### Extracted material

"""

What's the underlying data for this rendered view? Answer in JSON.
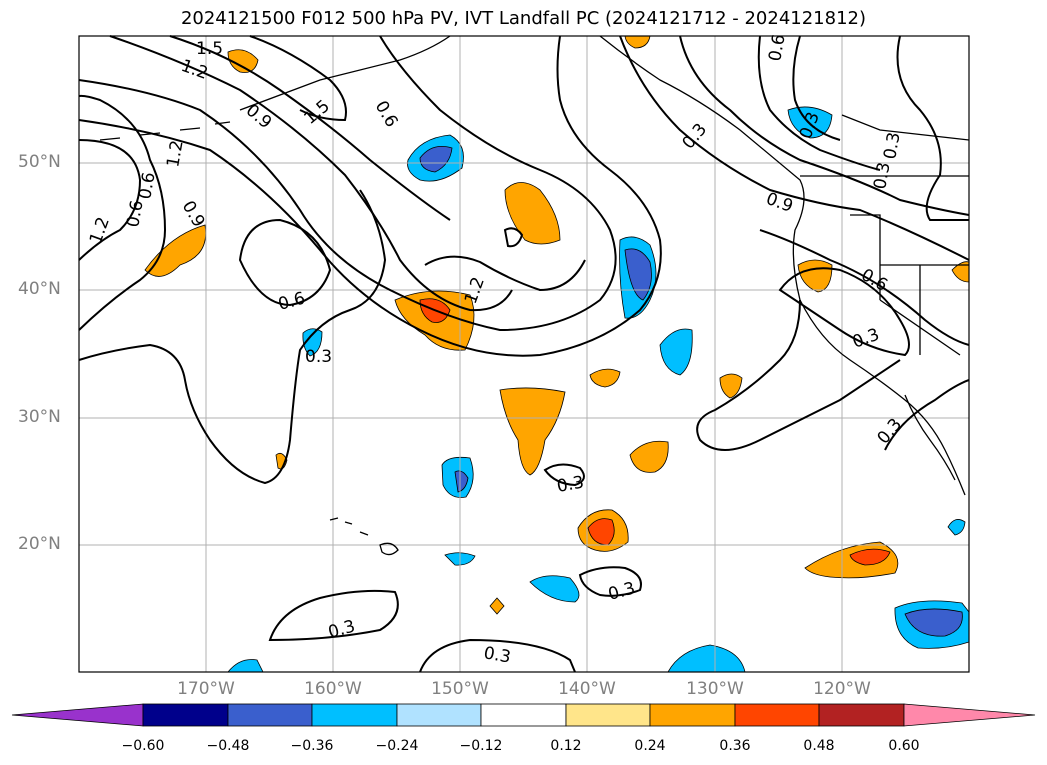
{
  "title": "2024121500 F012 500 hPa PV, IVT Landfall PC (2024121712 - 2024121812)",
  "map": {
    "extent_lon": [
      -180,
      -110
    ],
    "extent_lat": [
      10,
      60
    ],
    "lat_labels": [
      "50°N",
      "40°N",
      "30°N",
      "20°N"
    ],
    "lon_labels": [
      "170°W",
      "160°W",
      "150°W",
      "140°W",
      "130°W",
      "120°W"
    ],
    "contour_labels": [
      "1.5",
      "1.2",
      "0.9",
      "1.5",
      "0.6",
      "0.6",
      "1.2",
      "0.9",
      "0.9",
      "0.6",
      "0.3",
      "0.3",
      "0.3",
      "0.6",
      "0.6",
      "1.2",
      "0.3",
      "0.3",
      "0.3",
      "0.3",
      "0.3",
      "0.3",
      "0.3",
      "0.3",
      "0.6",
      "1.2"
    ]
  },
  "colorbar": {
    "ticks": [
      "−0.60",
      "−0.48",
      "−0.36",
      "−0.24",
      "−0.12",
      "0.12",
      "0.24",
      "0.36",
      "0.48",
      "0.60"
    ],
    "colors": [
      "#9932cc",
      "#00008b",
      "#3a5fcd",
      "#00bfff",
      "#b0e2ff",
      "#ffffff",
      "#ffe58a",
      "#ffa500",
      "#ff4500",
      "#b22222",
      "#ff88aa"
    ]
  }
}
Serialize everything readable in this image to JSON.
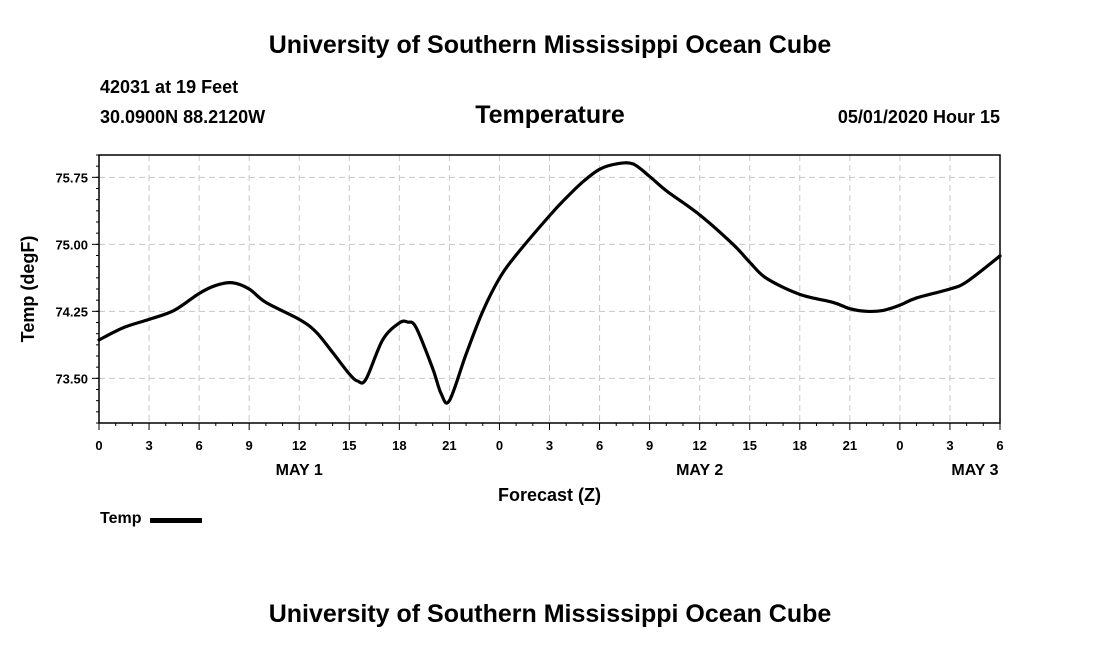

"""

### Your goal
Copy out each line of the entries that holds "this".

### Exercise response
What's the underlying data for this rendered view? Answer in JSON.
Serialize everything readable in this image to JSON.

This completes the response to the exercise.